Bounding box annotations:

* * * * * * * * *

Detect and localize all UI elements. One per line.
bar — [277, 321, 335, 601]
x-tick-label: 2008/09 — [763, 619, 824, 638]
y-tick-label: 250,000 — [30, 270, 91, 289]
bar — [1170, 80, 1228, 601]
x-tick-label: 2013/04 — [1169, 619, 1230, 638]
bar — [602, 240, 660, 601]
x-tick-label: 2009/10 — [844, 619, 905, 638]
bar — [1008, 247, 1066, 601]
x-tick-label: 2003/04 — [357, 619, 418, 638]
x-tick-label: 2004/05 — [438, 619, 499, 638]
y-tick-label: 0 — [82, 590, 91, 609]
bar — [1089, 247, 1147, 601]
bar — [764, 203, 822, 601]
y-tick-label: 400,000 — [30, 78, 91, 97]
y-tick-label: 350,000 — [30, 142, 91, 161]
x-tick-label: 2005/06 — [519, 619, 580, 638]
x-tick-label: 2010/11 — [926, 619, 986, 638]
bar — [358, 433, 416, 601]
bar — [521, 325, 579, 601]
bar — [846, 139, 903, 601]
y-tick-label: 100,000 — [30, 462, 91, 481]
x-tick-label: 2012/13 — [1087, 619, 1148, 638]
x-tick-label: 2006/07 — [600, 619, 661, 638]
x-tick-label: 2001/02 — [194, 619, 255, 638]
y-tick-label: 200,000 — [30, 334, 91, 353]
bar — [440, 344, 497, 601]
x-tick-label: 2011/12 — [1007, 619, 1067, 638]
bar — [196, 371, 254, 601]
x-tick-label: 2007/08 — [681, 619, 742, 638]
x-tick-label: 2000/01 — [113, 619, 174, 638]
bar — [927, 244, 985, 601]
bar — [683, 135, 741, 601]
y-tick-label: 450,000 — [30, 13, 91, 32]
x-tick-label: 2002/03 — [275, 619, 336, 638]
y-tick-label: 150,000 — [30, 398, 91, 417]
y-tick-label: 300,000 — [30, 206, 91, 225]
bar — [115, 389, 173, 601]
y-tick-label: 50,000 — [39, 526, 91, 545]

* * * * * * * * *

**Do this**
Please rewrite the listing above with every instance of "bar" swapped for "column", keeping everything else the same.

**Output for this exercise**
Detect and localize all UI elements. One per line.
column — [277, 321, 335, 601]
x-tick-label: 2008/09 — [763, 619, 824, 638]
y-tick-label: 250,000 — [30, 270, 91, 289]
column — [1170, 80, 1228, 601]
x-tick-label: 2013/04 — [1169, 619, 1230, 638]
column — [602, 240, 660, 601]
x-tick-label: 2009/10 — [844, 619, 905, 638]
column — [1008, 247, 1066, 601]
x-tick-label: 2003/04 — [357, 619, 418, 638]
x-tick-label: 2004/05 — [438, 619, 499, 638]
y-tick-label: 0 — [82, 590, 91, 609]
column — [1089, 247, 1147, 601]
column — [764, 203, 822, 601]
y-tick-label: 400,000 — [30, 78, 91, 97]
y-tick-label: 350,000 — [30, 142, 91, 161]
x-tick-label: 2005/06 — [519, 619, 580, 638]
x-tick-label: 2010/11 — [926, 619, 986, 638]
column — [358, 433, 416, 601]
column — [521, 325, 579, 601]
column — [846, 139, 903, 601]
y-tick-label: 100,000 — [30, 462, 91, 481]
x-tick-label: 2012/13 — [1087, 619, 1148, 638]
x-tick-label: 2006/07 — [600, 619, 661, 638]
x-tick-label: 2001/02 — [194, 619, 255, 638]
y-tick-label: 200,000 — [30, 334, 91, 353]
column — [440, 344, 497, 601]
x-tick-label: 2011/12 — [1007, 619, 1067, 638]
column — [196, 371, 254, 601]
x-tick-label: 2007/08 — [681, 619, 742, 638]
x-tick-label: 2000/01 — [113, 619, 174, 638]
column — [927, 244, 985, 601]
column — [683, 135, 741, 601]
y-tick-label: 450,000 — [30, 13, 91, 32]
x-tick-label: 2002/03 — [275, 619, 336, 638]
y-tick-label: 150,000 — [30, 398, 91, 417]
y-tick-label: 300,000 — [30, 206, 91, 225]
column — [115, 389, 173, 601]
y-tick-label: 50,000 — [39, 526, 91, 545]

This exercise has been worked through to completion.